**Goal**
Transcribe the material word for word, but without the images.

**Records for this task**
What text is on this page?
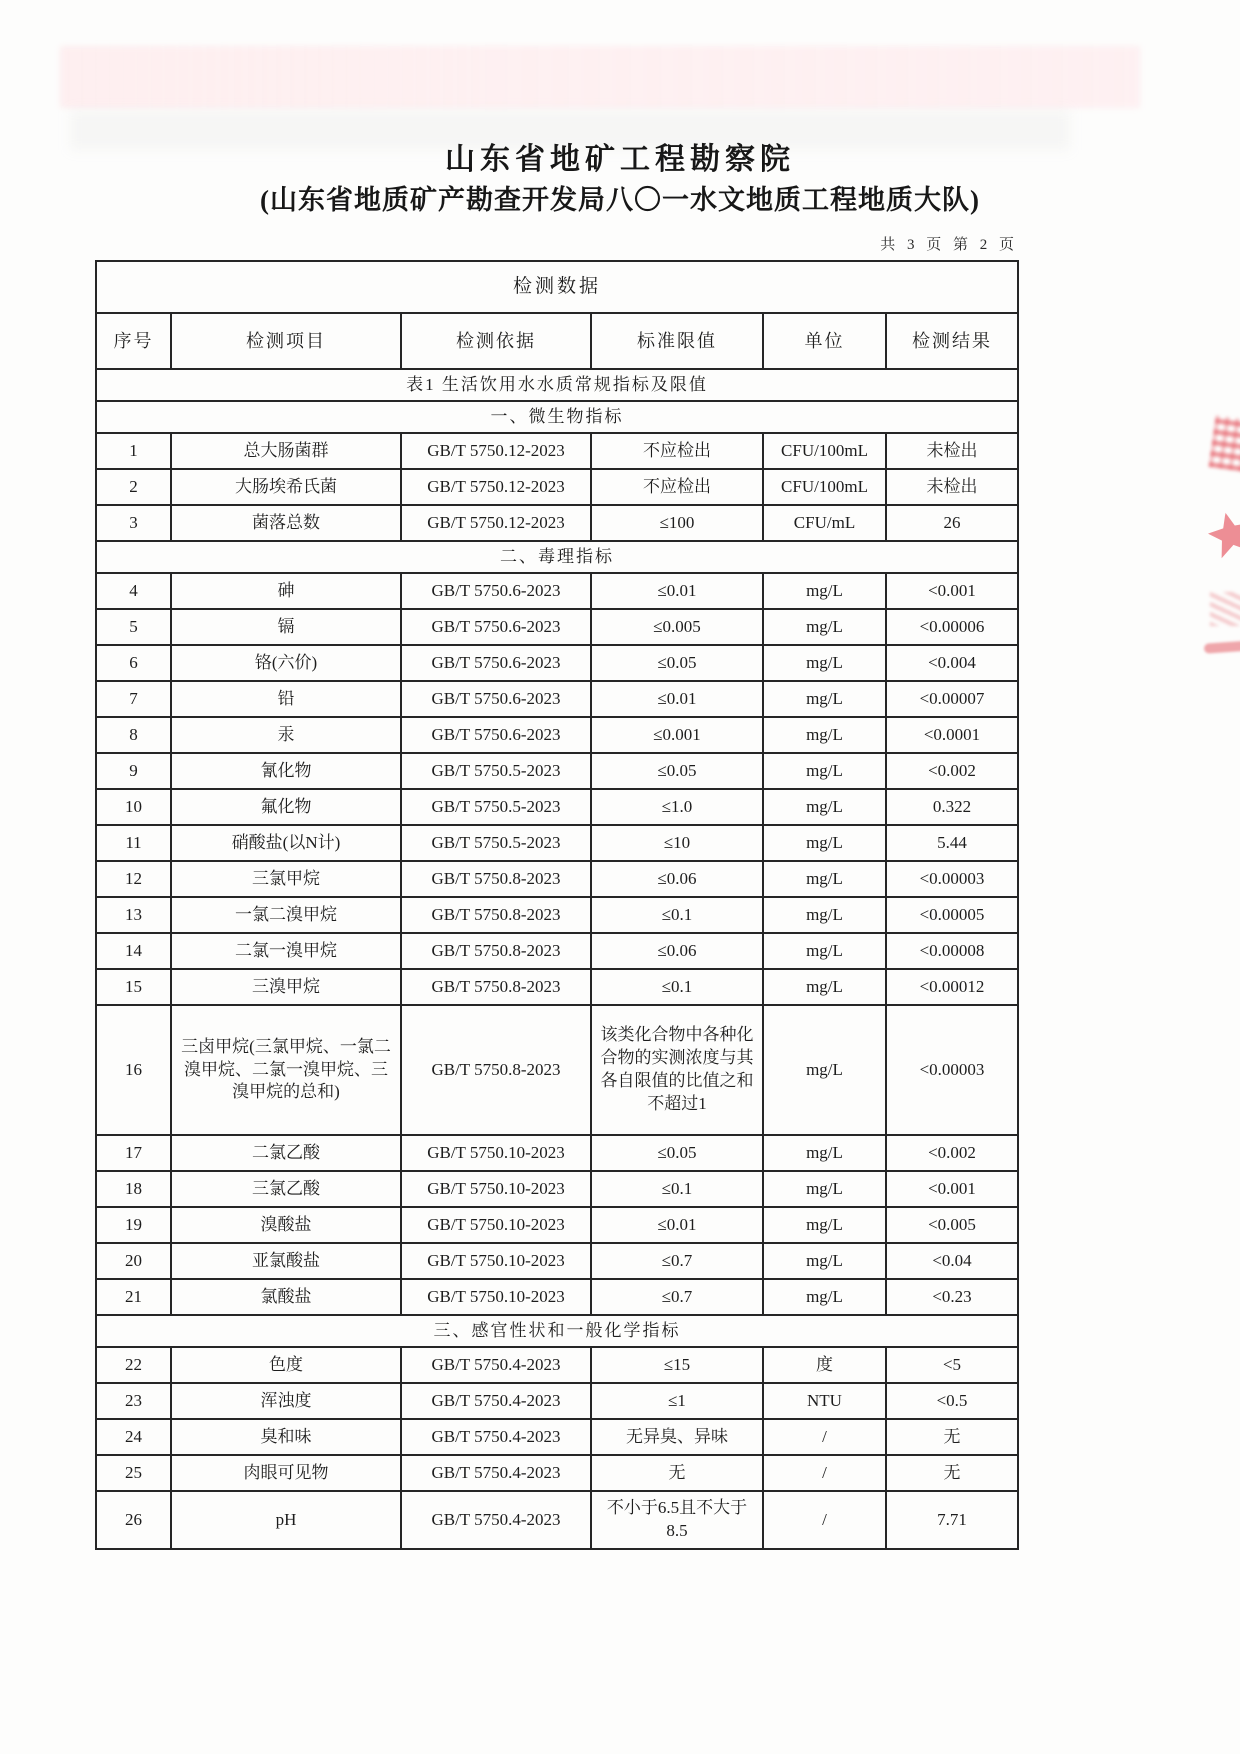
山东省地矿工程勘察院
(山东省地质矿产勘查开发局八〇一水文地质工程地质大队)
共 3 页 第 2 页
检测数据					
序号	检测项目	检测依据	标准限值	单位	检测结果
表1 生活饮用水水质常规指标及限值					
一、微生物指标					
1	总大肠菌群	GB/T 5750.12-2023	不应检出	CFU/100mL	未检出
2	大肠埃希氏菌	GB/T 5750.12-2023	不应检出	CFU/100mL	未检出
3	菌落总数	GB/T 5750.12-2023	≤100	CFU/mL	26
二、毒理指标					
4	砷	GB/T 5750.6-2023	≤0.01	mg/L	<0.001
5	镉	GB/T 5750.6-2023	≤0.005	mg/L	<0.00006
6	铬(六价)	GB/T 5750.6-2023	≤0.05	mg/L	<0.004
7	铅	GB/T 5750.6-2023	≤0.01	mg/L	<0.00007
8	汞	GB/T 5750.6-2023	≤0.001	mg/L	<0.0001
9	氰化物	GB/T 5750.5-2023	≤0.05	mg/L	<0.002
10	氟化物	GB/T 5750.5-2023	≤1.0	mg/L	0.322
11	硝酸盐(以N计)	GB/T 5750.5-2023	≤10	mg/L	5.44
12	三氯甲烷	GB/T 5750.8-2023	≤0.06	mg/L	<0.00003
13	一氯二溴甲烷	GB/T 5750.8-2023	≤0.1	mg/L	<0.00005
14	二氯一溴甲烷	GB/T 5750.8-2023	≤0.06	mg/L	<0.00008
15	三溴甲烷	GB/T 5750.8-2023	≤0.1	mg/L	<0.00012
16	三卤甲烷(三氯甲烷、一氯二溴甲烷、二氯一溴甲烷、三溴甲烷的总和)	GB/T 5750.8-2023	该类化合物中各种化合物的实测浓度与其各自限值的比值之和不超过1	mg/L	<0.00003
17	二氯乙酸	GB/T 5750.10-2023	≤0.05	mg/L	<0.002
18	三氯乙酸	GB/T 5750.10-2023	≤0.1	mg/L	<0.001
19	溴酸盐	GB/T 5750.10-2023	≤0.01	mg/L	<0.005
20	亚氯酸盐	GB/T 5750.10-2023	≤0.7	mg/L	<0.04
21	氯酸盐	GB/T 5750.10-2023	≤0.7	mg/L	<0.23
三、感官性状和一般化学指标					
22	色度	GB/T 5750.4-2023	≤15	度	<5
23	浑浊度	GB/T 5750.4-2023	≤1	NTU	<0.5
24	臭和味	GB/T 5750.4-2023	无异臭、异味	/	无
25	肉眼可见物	GB/T 5750.4-2023	无	/	无
26	pH	GB/T 5750.4-2023	不小于6.5且不大于8.5	/	7.71
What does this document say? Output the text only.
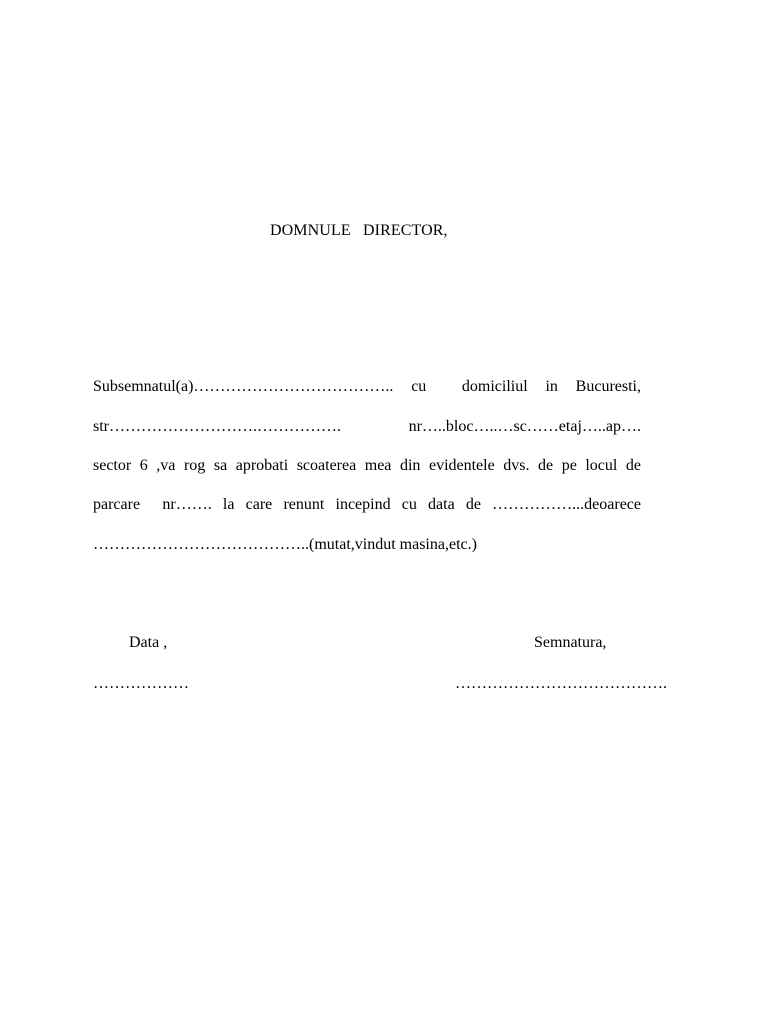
DOMNULE   DIRECTOR,
Subsemnatul(a)……………………………….. cu  domiciliul in Bucuresti,
str……………………….…………….   nr…..bloc…..…sc……etaj…..ap….
sector 6 ,va rog sa aprobati scoaterea mea din evidentele dvs. de pe locul de
parcare  nr……. la care renunt incepind cu data de ……………...deoarece
…………………………………..(mutat,vindut masina,etc.)
Data ,	Semnatura,
………………	………………………………….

**Worked answer**
What text is on this page?
山东省地矿工程勘察院
(山东省地质矿产勘查开发局八〇一水文地质工程地质大队)
共 3 页 第 2 页
检测数据					
序号	检测项目	检测依据	标准限值	单位	检测结果
表1 生活饮用水水质常规指标及限值					
一、微生物指标					
1	总大肠菌群	GB/T 5750.12-2023	不应检出	CFU/100mL	未检出
2	大肠埃希氏菌	GB/T 5750.12-2023	不应检出	CFU/100mL	未检出
3	菌落总数	GB/T 5750.12-2023	≤100	CFU/mL	26
二、毒理指标					
4	砷	GB/T 5750.6-2023	≤0.01	mg/L	<0.001
5	镉	GB/T 5750.6-2023	≤0.005	mg/L	<0.00006
6	铬(六价)	GB/T 5750.6-2023	≤0.05	mg/L	<0.004
7	铅	GB/T 5750.6-2023	≤0.01	mg/L	<0.00007
8	汞	GB/T 5750.6-2023	≤0.001	mg/L	<0.0001
9	氰化物	GB/T 5750.5-2023	≤0.05	mg/L	<0.002
10	氟化物	GB/T 5750.5-2023	≤1.0	mg/L	0.322
11	硝酸盐(以N计)	GB/T 5750.5-2023	≤10	mg/L	5.44
12	三氯甲烷	GB/T 5750.8-2023	≤0.06	mg/L	<0.00003
13	一氯二溴甲烷	GB/T 5750.8-2023	≤0.1	mg/L	<0.00005
14	二氯一溴甲烷	GB/T 5750.8-2023	≤0.06	mg/L	<0.00008
15	三溴甲烷	GB/T 5750.8-2023	≤0.1	mg/L	<0.00012
16	三卤甲烷(三氯甲烷、一氯二溴甲烷、二氯一溴甲烷、三溴甲烷的总和)	GB/T 5750.8-2023	该类化合物中各种化合物的实测浓度与其各自限值的比值之和不超过1	mg/L	<0.00003
17	二氯乙酸	GB/T 5750.10-2023	≤0.05	mg/L	<0.002
18	三氯乙酸	GB/T 5750.10-2023	≤0.1	mg/L	<0.001
19	溴酸盐	GB/T 5750.10-2023	≤0.01	mg/L	<0.005
20	亚氯酸盐	GB/T 5750.10-2023	≤0.7	mg/L	<0.04
21	氯酸盐	GB/T 5750.10-2023	≤0.7	mg/L	<0.23
三、感官性状和一般化学指标					
22	色度	GB/T 5750.4-2023	≤15	度	<5
23	浑浊度	GB/T 5750.4-2023	≤1	NTU	<0.5
24	臭和味	GB/T 5750.4-2023	无异臭、异味	/	无
25	肉眼可见物	GB/T 5750.4-2023	无	/	无
26	pH	GB/T 5750.4-2023	不小于6.5且不大于8.5	/	7.71
What does this document say? Output the text only.
DOMNULE   DIRECTOR,
Subsemnatul(a)……………………………….. cu  domiciliul in Bucuresti,
str……………………….…………….   nr…..bloc…..…sc……etaj…..ap….
sector 6 ,va rog sa aprobati scoaterea mea din evidentele dvs. de pe locul de
parcare  nr……. la care renunt incepind cu data de ……………...deoarece
…………………………………..(mutat,vindut masina,etc.)
Data ,	Semnatura,
………………	………………………………….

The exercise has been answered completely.